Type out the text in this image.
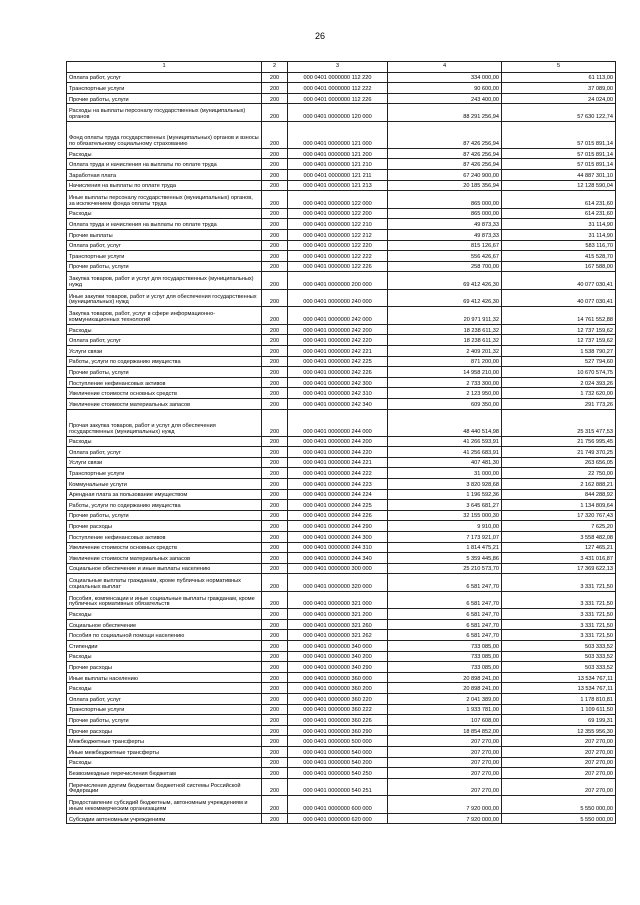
26
1	2	3	4	5
Оплата работ, услуг	200	000 0401 0000000 112 220	334 000,00	61 113,00
Транспортные услуги	200	000 0401 0000000 112 222	90 600,00	37 089,00
Прочие работы, услуги	200	000 0401 0000000 112 226	243 400,00	24 024,00
Расходы на выплаты персоналу государственных (муниципальных) органов	200	000 0401 0000000 120 000	88 291 256,94	57 630 122,74
Фонд оплаты труда государственных (муниципальных) органов и взносы по обязательному социальному страхованию	200	000 0401 0000000 121 000	87 426 256,94	57 015 891,14
Расходы	200	000 0401 0000000 121 200	87 426 256,94	57 015 891,14
Оплата труда и начисления на выплаты по оплате труда	200	000 0401 0000000 121 210	87 426 256,94	57 015 891,14
Заработная плата	200	000 0401 0000000 121 211	67 240 900,00	44 887 301,10
Начисления на выплаты по оплате труда	200	000 0401 0000000 121 213	20 185 356,94	12 128 590,04
Иные выплаты персоналу государственных (муниципальных) органов, за исключением фонда оплаты труда	200	000 0401 0000000 122 000	865 000,00	614 231,60
Расходы	200	000 0401 0000000 122 200	865 000,00	614 231,60
Оплата труда и начисления на выплаты по оплате труда	200	000 0401 0000000 122 210	49 873,33	31 114,90
Прочие выплаты	200	000 0401 0000000 122 212	49 873,33	31 114,90
Оплата работ, услуг	200	000 0401 0000000 122 220	815 126,67	583 116,70
Транспортные услуги	200	000 0401 0000000 122 222	556 426,67	415 528,70
Прочие работы, услуги	200	000 0401 0000000 122 226	258 700,00	167 588,00
Закупка товаров, работ и услуг для государственных (муниципальных) нужд	200	000 0401 0000000 200 000	69 412 426,30	40 077 030,41
Иные закупки товаров, работ и услуг для обеспечения государственных (муниципальных) нужд	200	000 0401 0000000 240 000	69 412 426,30	40 077 030,41
Закупка товаров, работ, услуг в сфере информационно-коммуникационных технологий	200	000 0401 0000000 242 000	20 971 911,32	14 761 552,88
Расходы	200	000 0401 0000000 242 200	18 238 611,32	12 737 159,62
Оплата работ, услуг	200	000 0401 0000000 242 220	18 238 611,32	12 737 159,62
Услуги связи	200	000 0401 0000000 242 221	2 409 201,32	1 538 790,27
Работы, услуги по содержанию имущества	200	000 0401 0000000 242 225	871 200,00	527 794,60
Прочие работы, услуги	200	000 0401 0000000 242 226	14 958 210,00	10 670 574,75
Поступление нефинансовых активов	200	000 0401 0000000 242 300	2 733 300,00	2 024 393,26
Увеличение стоимости основных средств	200	000 0401 0000000 242 310	2 123 950,00	1 732 620,00
Увеличение стоимости материальных запасов	200	000 0401 0000000 242 340	609 350,00	291 773,26
Прочая закупка товаров, работ и услуг для обеспечения государственных (муниципальных) нужд	200	000 0401 0000000 244 000	48 440 514,98	25 315 477,53
Расходы	200	000 0401 0000000 244 200	41 266 593,91	21 756 995,45
Оплата работ, услуг	200	000 0401 0000000 244 220	41 256 683,91	21 749 370,25
Услуги связи	200	000 0401 0000000 244 221	407 481,30	263 656,05
Транспортные услуги	200	000 0401 0000000 244 222	31 000,00	22 750,00
Коммунальные услуги	200	000 0401 0000000 244 223	3 820 928,68	2 162 888,21
Арендная плата за пользование имуществом	200	000 0401 0000000 244 224	1 196 592,36	844 288,92
Работы, услуги по содержанию имущества	200	000 0401 0000000 244 225	3 645 681,27	1 134 809,64
Прочие работы, услуги	200	000 0401 0000000 244 226	32 155 000,30	17 320 767,43
Прочие расходы	200	000 0401 0000000 244 290	9 910,00	7 625,20
Поступление нефинансовых активов	200	000 0401 0000000 244 300	7 173 921,07	3 558 482,08
Увеличение стоимости основных средств	200	000 0401 0000000 244 310	1 814 475,21	127 465,21
Увеличение стоимости материальных запасов	200	000 0401 0000000 244 340	5 359 445,86	3 431 016,87
Социальное обеспечение и иные выплаты населению	200	000 0401 0000000 300 000	25 210 573,70	17 369 622,13
Социальные выплаты гражданам, кроме публичных нормативных социальных выплат	200	000 0401 0000000 320 000	6 581 247,70	3 331 721,50
Пособия, компенсации и иные социальные выплаты гражданам, кроме публичных нормативных обязательств	200	000 0401 0000000 321 000	6 581 247,70	3 331 721,50
Расходы	200	000 0401 0000000 321 200	6 581 247,70	3 331 721,50
Социальное обеспечение	200	000 0401 0000000 321 260	6 581 247,70	3 331 721,50
Пособия по социальной помощи населению	200	000 0401 0000000 321 262	6 581 247,70	3 331 721,50
Стипендии	200	000 0401 0000000 340 000	733 085,00	503 333,52
Расходы	200	000 0401 0000000 340 200	733 085,00	503 333,52
Прочие расходы	200	000 0401 0000000 340 290	733 085,00	503 333,52
Иные выплаты населению	200	000 0401 0000000 360 000	20 898 241,00	13 534 767,11
Расходы	200	000 0401 0000000 360 200	20 898 241,00	13 534 767,11
Оплата работ, услуг	200	000 0401 0000000 360 220	2 041 389,00	1 178 810,81
Транспортные услуги	200	000 0401 0000000 360 222	1 933 781,00	1 109 611,50
Прочие работы, услуги	200	000 0401 0000000 360 226	107 608,00	69 199,31
Прочие расходы	200	000 0401 0000000 360 290	18 854 852,00	12 355 956,30
Межбюджетные трансферты	200	000 0401 0000000 500 000	207 270,00	207 270,00
Иные межбюджетные трансферты	200	000 0401 0000000 540 000	207 270,00	207 270,00
Расходы	200	000 0401 0000000 540 200	207 270,00	207 270,00
Безвозмездные перечисления бюджетам	200	000 0401 0000000 540 250	207 270,00	207 270,00
Перечисления другим бюджетам бюджетной системы Российской Федерации	200	000 0401 0000000 540 251	207 270,00	207 270,00
Предоставление субсидий бюджетным, автономным учреждениям и иным некоммерческим организациям	200	000 0401 0000000 600 000	7 920 000,00	5 550 000,00
Субсидии автономным учреждениям	200	000 0401 0000000 620 000	7 920 000,00	5 550 000,00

————

Write the full listing out again with every line unchanged, but include no pictures.

Type out the text in this image.
26
1	2	3	4	5
Оплата работ, услуг	200	000 0401 0000000 112 220	334 000,00	61 113,00
Транспортные услуги	200	000 0401 0000000 112 222	90 600,00	37 089,00
Прочие работы, услуги	200	000 0401 0000000 112 226	243 400,00	24 024,00
Расходы на выплаты персоналу государственных (муниципальных) органов	200	000 0401 0000000 120 000	88 291 256,94	57 630 122,74
Фонд оплаты труда государственных (муниципальных) органов и взносы по обязательному социальному страхованию	200	000 0401 0000000 121 000	87 426 256,94	57 015 891,14
Расходы	200	000 0401 0000000 121 200	87 426 256,94	57 015 891,14
Оплата труда и начисления на выплаты по оплате труда	200	000 0401 0000000 121 210	87 426 256,94	57 015 891,14
Заработная плата	200	000 0401 0000000 121 211	67 240 900,00	44 887 301,10
Начисления на выплаты по оплате труда	200	000 0401 0000000 121 213	20 185 356,94	12 128 590,04
Иные выплаты персоналу государственных (муниципальных) органов, за исключением фонда оплаты труда	200	000 0401 0000000 122 000	865 000,00	614 231,60
Расходы	200	000 0401 0000000 122 200	865 000,00	614 231,60
Оплата труда и начисления на выплаты по оплате труда	200	000 0401 0000000 122 210	49 873,33	31 114,90
Прочие выплаты	200	000 0401 0000000 122 212	49 873,33	31 114,90
Оплата работ, услуг	200	000 0401 0000000 122 220	815 126,67	583 116,70
Транспортные услуги	200	000 0401 0000000 122 222	556 426,67	415 528,70
Прочие работы, услуги	200	000 0401 0000000 122 226	258 700,00	167 588,00
Закупка товаров, работ и услуг для государственных (муниципальных) нужд	200	000 0401 0000000 200 000	69 412 426,30	40 077 030,41
Иные закупки товаров, работ и услуг для обеспечения государственных (муниципальных) нужд	200	000 0401 0000000 240 000	69 412 426,30	40 077 030,41
Закупка товаров, работ, услуг в сфере информационно-коммуникационных технологий	200	000 0401 0000000 242 000	20 971 911,32	14 761 552,88
Расходы	200	000 0401 0000000 242 200	18 238 611,32	12 737 159,62
Оплата работ, услуг	200	000 0401 0000000 242 220	18 238 611,32	12 737 159,62
Услуги связи	200	000 0401 0000000 242 221	2 409 201,32	1 538 790,27
Работы, услуги по содержанию имущества	200	000 0401 0000000 242 225	871 200,00	527 794,60
Прочие работы, услуги	200	000 0401 0000000 242 226	14 958 210,00	10 670 574,75
Поступление нефинансовых активов	200	000 0401 0000000 242 300	2 733 300,00	2 024 393,26
Увеличение стоимости основных средств	200	000 0401 0000000 242 310	2 123 950,00	1 732 620,00
Увеличение стоимости материальных запасов	200	000 0401 0000000 242 340	609 350,00	291 773,26
Прочая закупка товаров, работ и услуг для обеспечения государственных (муниципальных) нужд	200	000 0401 0000000 244 000	48 440 514,98	25 315 477,53
Расходы	200	000 0401 0000000 244 200	41 266 593,91	21 756 995,45
Оплата работ, услуг	200	000 0401 0000000 244 220	41 256 683,91	21 749 370,25
Услуги связи	200	000 0401 0000000 244 221	407 481,30	263 656,05
Транспортные услуги	200	000 0401 0000000 244 222	31 000,00	22 750,00
Коммунальные услуги	200	000 0401 0000000 244 223	3 820 928,68	2 162 888,21
Арендная плата за пользование имуществом	200	000 0401 0000000 244 224	1 196 592,36	844 288,92
Работы, услуги по содержанию имущества	200	000 0401 0000000 244 225	3 645 681,27	1 134 809,64
Прочие работы, услуги	200	000 0401 0000000 244 226	32 155 000,30	17 320 767,43
Прочие расходы	200	000 0401 0000000 244 290	9 910,00	7 625,20
Поступление нефинансовых активов	200	000 0401 0000000 244 300	7 173 921,07	3 558 482,08
Увеличение стоимости основных средств	200	000 0401 0000000 244 310	1 814 475,21	127 465,21
Увеличение стоимости материальных запасов	200	000 0401 0000000 244 340	5 359 445,86	3 431 016,87
Социальное обеспечение и иные выплаты населению	200	000 0401 0000000 300 000	25 210 573,70	17 369 622,13
Социальные выплаты гражданам, кроме публичных нормативных социальных выплат	200	000 0401 0000000 320 000	6 581 247,70	3 331 721,50
Пособия, компенсации и иные социальные выплаты гражданам, кроме публичных нормативных обязательств	200	000 0401 0000000 321 000	6 581 247,70	3 331 721,50
Расходы	200	000 0401 0000000 321 200	6 581 247,70	3 331 721,50
Социальное обеспечение	200	000 0401 0000000 321 260	6 581 247,70	3 331 721,50
Пособия по социальной помощи населению	200	000 0401 0000000 321 262	6 581 247,70	3 331 721,50
Стипендии	200	000 0401 0000000 340 000	733 085,00	503 333,52
Расходы	200	000 0401 0000000 340 200	733 085,00	503 333,52
Прочие расходы	200	000 0401 0000000 340 290	733 085,00	503 333,52
Иные выплаты населению	200	000 0401 0000000 360 000	20 898 241,00	13 534 767,11
Расходы	200	000 0401 0000000 360 200	20 898 241,00	13 534 767,11
Оплата работ, услуг	200	000 0401 0000000 360 220	2 041 389,00	1 178 810,81
Транспортные услуги	200	000 0401 0000000 360 222	1 933 781,00	1 109 611,50
Прочие работы, услуги	200	000 0401 0000000 360 226	107 608,00	69 199,31
Прочие расходы	200	000 0401 0000000 360 290	18 854 852,00	12 355 956,30
Межбюджетные трансферты	200	000 0401 0000000 500 000	207 270,00	207 270,00
Иные межбюджетные трансферты	200	000 0401 0000000 540 000	207 270,00	207 270,00
Расходы	200	000 0401 0000000 540 200	207 270,00	207 270,00
Безвозмездные перечисления бюджетам	200	000 0401 0000000 540 250	207 270,00	207 270,00
Перечисления другим бюджетам бюджетной системы Российской Федерации	200	000 0401 0000000 540 251	207 270,00	207 270,00
Предоставление субсидий бюджетным, автономным учреждениям и иным некоммерческим организациям	200	000 0401 0000000 600 000	7 920 000,00	5 550 000,00
Субсидии автономным учреждениям	200	000 0401 0000000 620 000	7 920 000,00	5 550 000,00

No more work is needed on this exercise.